Given task:
Omit the images, then print each record below exactly as it reads.

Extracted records
★ ★ ★ ★

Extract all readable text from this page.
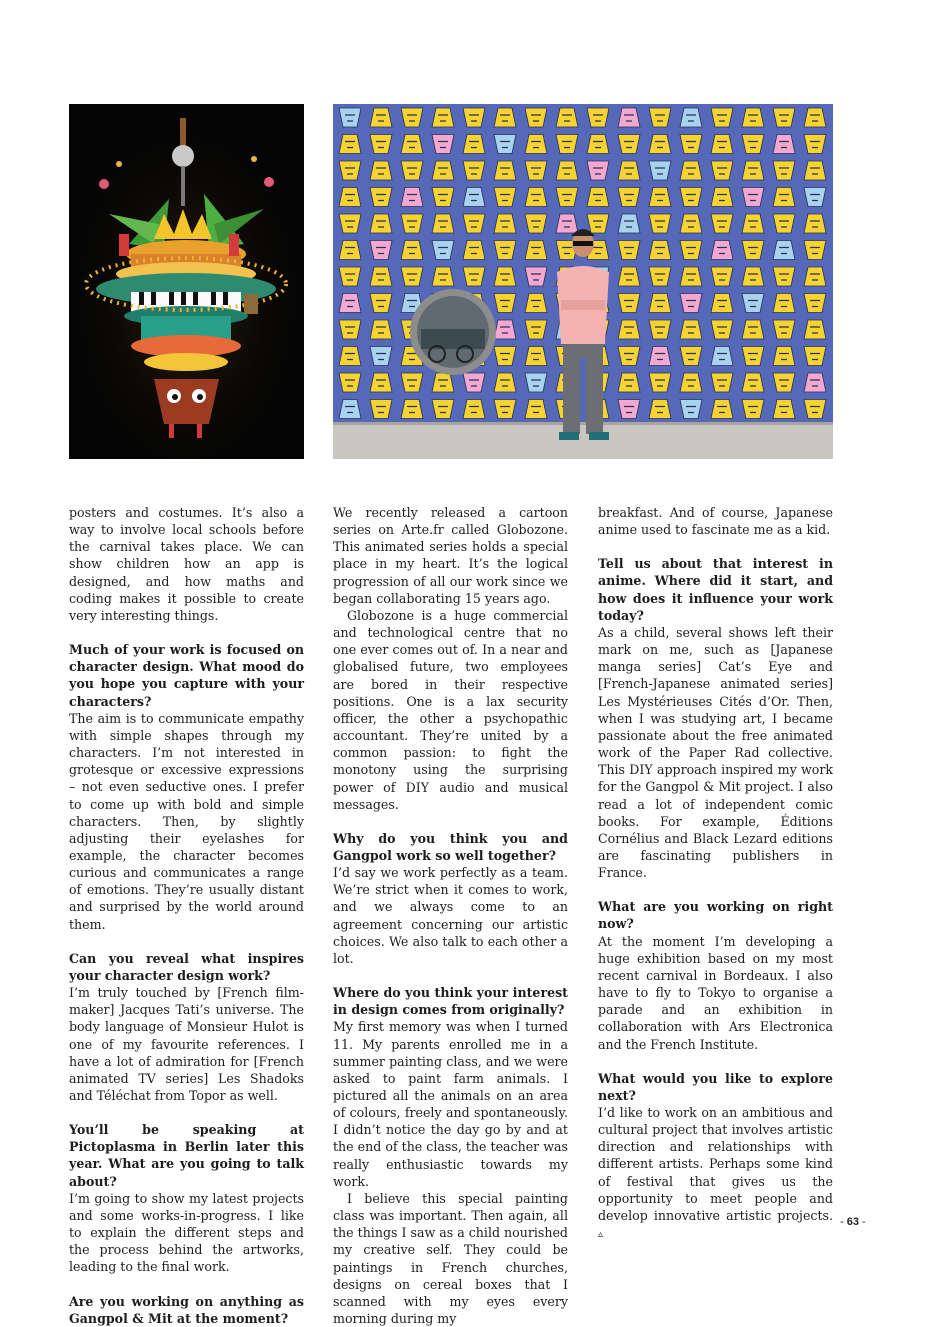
posters and costumes. It’s also a way to involve local schools before the carnival takes place. We can show children how an app is designed, and how maths and coding makes it possible to create very interesting things.

Much of your work is focused on character design. What mood do you hope you capture with your characters?

The aim is to communicate empathy with simple shapes through my characters. I’m not interested in grotesque or excessive expressions – not even seductive ones. I prefer to come up with bold and simple characters. Then, by slightly adjusting their eyelashes for example, the character becomes curious and communicates a range of emotions. They’re usually distant and surprised by the world around them.

Can you reveal what inspires your character design work?

I’m truly touched by [French film-maker] Jacques Tati’s universe. The body language of Monsieur Hulot is one of my favourite references. I have a lot of admiration for [French animated TV series] Les Shadoks and Téléchat from Topor as well.

You’ll be speaking at Pictoplasma in Berlin later this year. What are you going to talk about?

I’m going to show my latest projects and some works-in-progress. I like to explain the different steps and the process behind the artworks, leading to the final work.

Are you working on anything as Gangpol & Mit at the moment?

We recently released a cartoon series on Arte.fr called Globozone. This animated series holds a special place in my heart. It’s the logical progression of all our work since we began collaborating 15 years ago.

Globozone is a huge commercial and technological centre that no one ever comes out of. In a near and globalised future, two employees are bored in their respective positions. One is a lax security officer, the other a psychopathic accountant. They’re united by a common passion: to fight the monotony using the surprising power of DIY audio and musical messages.

Why do you think you and Gangpol work so well together?

I’d say we work perfectly as a team. We’re strict when it comes to work, and we always come to an agreement concerning our artistic choices. We also talk to each other a lot.

Where do you think your interest in design comes from originally?

My first memory was when I turned 11. My parents enrolled me in a summer painting class, and we were asked to paint farm animals. I pictured all the animals on an area of colours, freely and spontaneously. I didn’t notice the day go by and at the end of the class, the teacher was really enthusiastic towards my work.

I believe this special painting class was important. Then again, all the things I saw as a child nourished my creative self. They could be paintings in French churches, designs on cereal boxes that I scanned with my eyes every morning during my

breakfast. And of course, Japanese anime used to fascinate me as a kid.

Tell us about that interest in anime. Where did it start, and how does it influence your work today?

As a child, several shows left their mark on me, such as [Japanese manga series] Cat’s Eye and [French-Japanese animated series] Les Mystérieuses Cités d’Or. Then, when I was studying art, I became passionate about the free animated work of the Paper Rad collective. This DIY approach inspired my work for the Gangpol & Mit project. I also read a lot of independent comic books. For example, Éditions Cornélius and Black Lezard editions are fascinating publishers in France.

What are you working on right now?

At the moment I’m developing a huge exhibition based on my most recent carnival in Bordeaux. I also have to fly to Tokyo to organise a parade and an exhibition in collaboration with Ars Electronica and the French Institute.

What would you like to explore next?

I’d like to work on an ambitious and cultural project that involves artistic direction and relationships with different artists. Perhaps some kind of festival that gives us the opportunity to meet people and develop innovative artistic projects. ▵

- 63 -
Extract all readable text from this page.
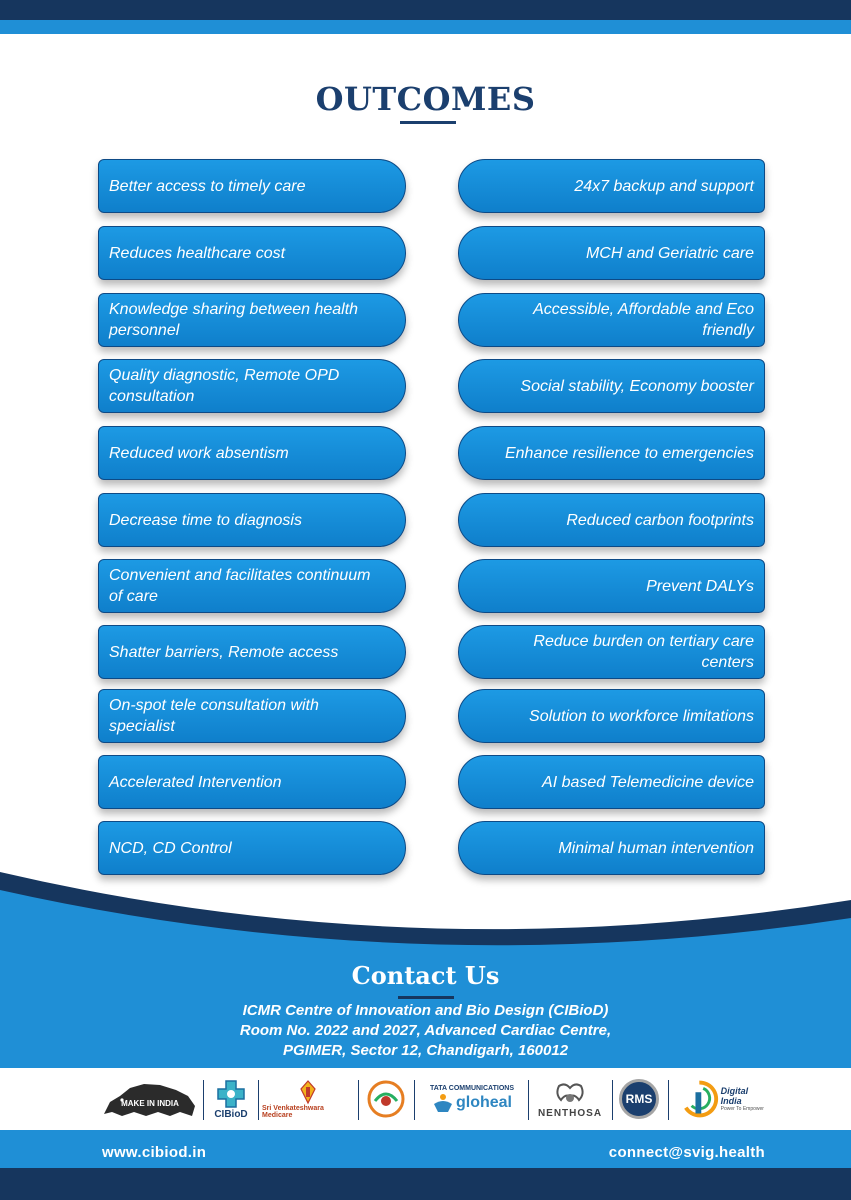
OUTCOMES
Better access to timely care
Reduces healthcare cost
Knowledge sharing between health personnel
Quality diagnostic, Remote OPD consultation
Reduced work absentism
Decrease time to diagnosis
Convenient and facilitates continuum of care
Shatter barriers, Remote access
On-spot tele consultation with specialist
Accelerated Intervention
NCD, CD Control
24x7 backup and support
MCH and Geriatric care
Accessible, Affordable and Eco friendly
Social stability, Economy booster
Enhance resilience to emergencies
Reduced carbon footprints
Prevent DALYs
Reduce burden on tertiary care centers
Solution to workforce limitations
AI based Telemedicine device
Minimal human intervention
Contact Us
ICMR Centre of Innovation and Bio Design (CIBioD)
Room No. 2022 and 2027, Advanced Cardiac Centre,
PGIMER, Sector 12, Chandigarh, 160012
MAKE IN INDIA
CIBioD Sri Venkateshwara Medicare
TATA COMMUNICATIONS
gloheal
NENTHOSA
RMS
Digital India
Power To Empower
www.cibiod.in	connect@svig.health
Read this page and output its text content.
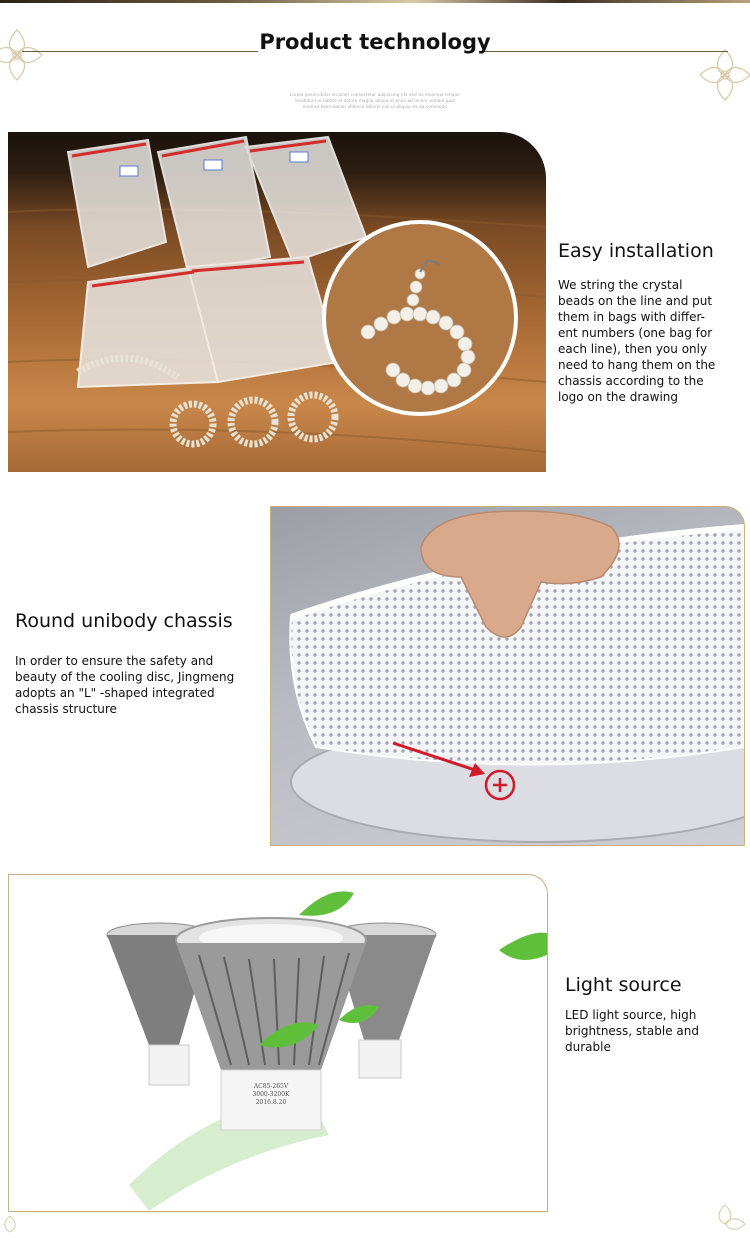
Product technology
Lorem ipsum dolor sit amet consectetur adipiscing elit sed do eiusmod tempor
incididunt ut labore et dolore magna aliqua ut enim ad minim veniam quis
nostrud exercitation ullamco laboris nisi ut aliquip ex ea commodo
Easy installation
We string the crystal beads on the line and put them in bags with differ-ent numbers (one bag for each line), then you only need to hang them on the chassis according to the logo on the drawing
Round unibody chassis
In order to ensure the safety and beauty of the cooling disc, Jingmeng adopts an "L" -shaped integrated chassis structure
AC85-265V
3000-3200K
2016.8.20
Light source
LED light source, high brightness, stable and durable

★ ★ ★ ★

Task result:
Extract all readable text from this page.
posters and costumes. It’s also a way to involve local schools before the carnival takes place. We can show children how an app is designed, and how maths and coding makes it possible to create very interesting things.

Much of your work is focused on character design. What mood do you hope you capture with your characters?

The aim is to communicate empathy with simple shapes through my characters. I’m not interested in grotesque or excessive expressions – not even seductive ones. I prefer to come up with bold and simple characters. Then, by slightly adjusting their eyelashes for example, the character becomes curious and communicates a range of emotions. They’re usually distant and surprised by the world around them.

Can you reveal what inspires your character design work?

I’m truly touched by [French film-maker] Jacques Tati’s universe. The body language of Monsieur Hulot is one of my favourite references. I have a lot of admiration for [French animated TV series] Les Shadoks and Téléchat from Topor as well.

You’ll be speaking at Pictoplasma in Berlin later this year. What are you going to talk about?

I’m going to show my latest projects and some works-in-progress. I like to explain the different steps and the process behind the artworks, leading to the final work.

Are you working on anything as Gangpol & Mit at the moment?

We recently released a cartoon series on Arte.fr called Globozone. This animated series holds a special place in my heart. It’s the logical progression of all our work since we began collaborating 15 years ago.

Globozone is a huge commercial and technological centre that no one ever comes out of. In a near and globalised future, two employees are bored in their respective positions. One is a lax security officer, the other a psychopathic accountant. They’re united by a common passion: to fight the monotony using the surprising power of DIY audio and musical messages.

Why do you think you and Gangpol work so well together?

I’d say we work perfectly as a team. We’re strict when it comes to work, and we always come to an agreement concerning our artistic choices. We also talk to each other a lot.

Where do you think your interest in design comes from originally?

My first memory was when I turned 11. My parents enrolled me in a summer painting class, and we were asked to paint farm animals. I pictured all the animals on an area of colours, freely and spontaneously. I didn’t notice the day go by and at the end of the class, the teacher was really enthusiastic towards my work.

I believe this special painting class was important. Then again, all the things I saw as a child nourished my creative self. They could be paintings in French churches, designs on cereal boxes that I scanned with my eyes every morning during my

breakfast. And of course, Japanese anime used to fascinate me as a kid.

Tell us about that interest in anime. Where did it start, and how does it influence your work today?

As a child, several shows left their mark on me, such as [Japanese manga series] Cat’s Eye and [French-Japanese animated series] Les Mystérieuses Cités d’Or. Then, when I was studying art, I became passionate about the free animated work of the Paper Rad collective. This DIY approach inspired my work for the Gangpol & Mit project. I also read a lot of independent comic books. For example, Éditions Cornélius and Black Lezard editions are fascinating publishers in France.

What are you working on right now?

At the moment I’m developing a huge exhibition based on my most recent carnival in Bordeaux. I also have to fly to Tokyo to organise a parade and an exhibition in collaboration with Ars Electronica and the French Institute.

What would you like to explore next?

I’d like to work on an ambitious and cultural project that involves artistic direction and relationships with different artists. Perhaps some kind of festival that gives us the opportunity to meet people and develop innovative artistic projects. ▵

- 63 -
Extract all readable text from this page.
OUTCOMES
Better access to timely care
Reduces healthcare cost
Knowledge sharing between health personnel
Quality diagnostic, Remote OPD consultation
Reduced work absentism
Decrease time to diagnosis
Convenient and facilitates continuum of care
Shatter barriers, Remote access
On-spot tele consultation with specialist
Accelerated Intervention
NCD, CD Control
24x7 backup and support
MCH and Geriatric care
Accessible, Affordable and Eco friendly
Social stability, Economy booster
Enhance resilience to emergencies
Reduced carbon footprints
Prevent DALYs
Reduce burden on tertiary care centers
Solution to workforce limitations
AI based Telemedicine device
Minimal human intervention
Contact Us
ICMR Centre of Innovation and Bio Design (CIBioD)
Room No. 2022 and 2027, Advanced Cardiac Centre,
PGIMER, Sector 12, Chandigarh, 160012
MAKE IN INDIA
CIBioD Sri Venkateshwara Medicare
TATA COMMUNICATIONS
gloheal
NENTHOSA
RMS
Digital India
Power To Empower
www.cibiod.in	connect@svig.health
Read this page and output its text content.
Product technology
Lorem ipsum dolor sit amet consectetur adipiscing elit sed do eiusmod tempor
incididunt ut labore et dolore magna aliqua ut enim ad minim veniam quis
nostrud exercitation ullamco laboris nisi ut aliquip ex ea commodo
Easy installation
We string the crystal beads on the line and put them in bags with differ-ent numbers (one bag for each line), then you only need to hang them on the chassis according to the logo on the drawing
Round unibody chassis
In order to ensure the safety and beauty of the cooling disc, Jingmeng adopts an "L" -shaped integrated chassis structure
AC85-265V
3000-3200K
2016.8.20
Light source
LED light source, high brightness, stable and durable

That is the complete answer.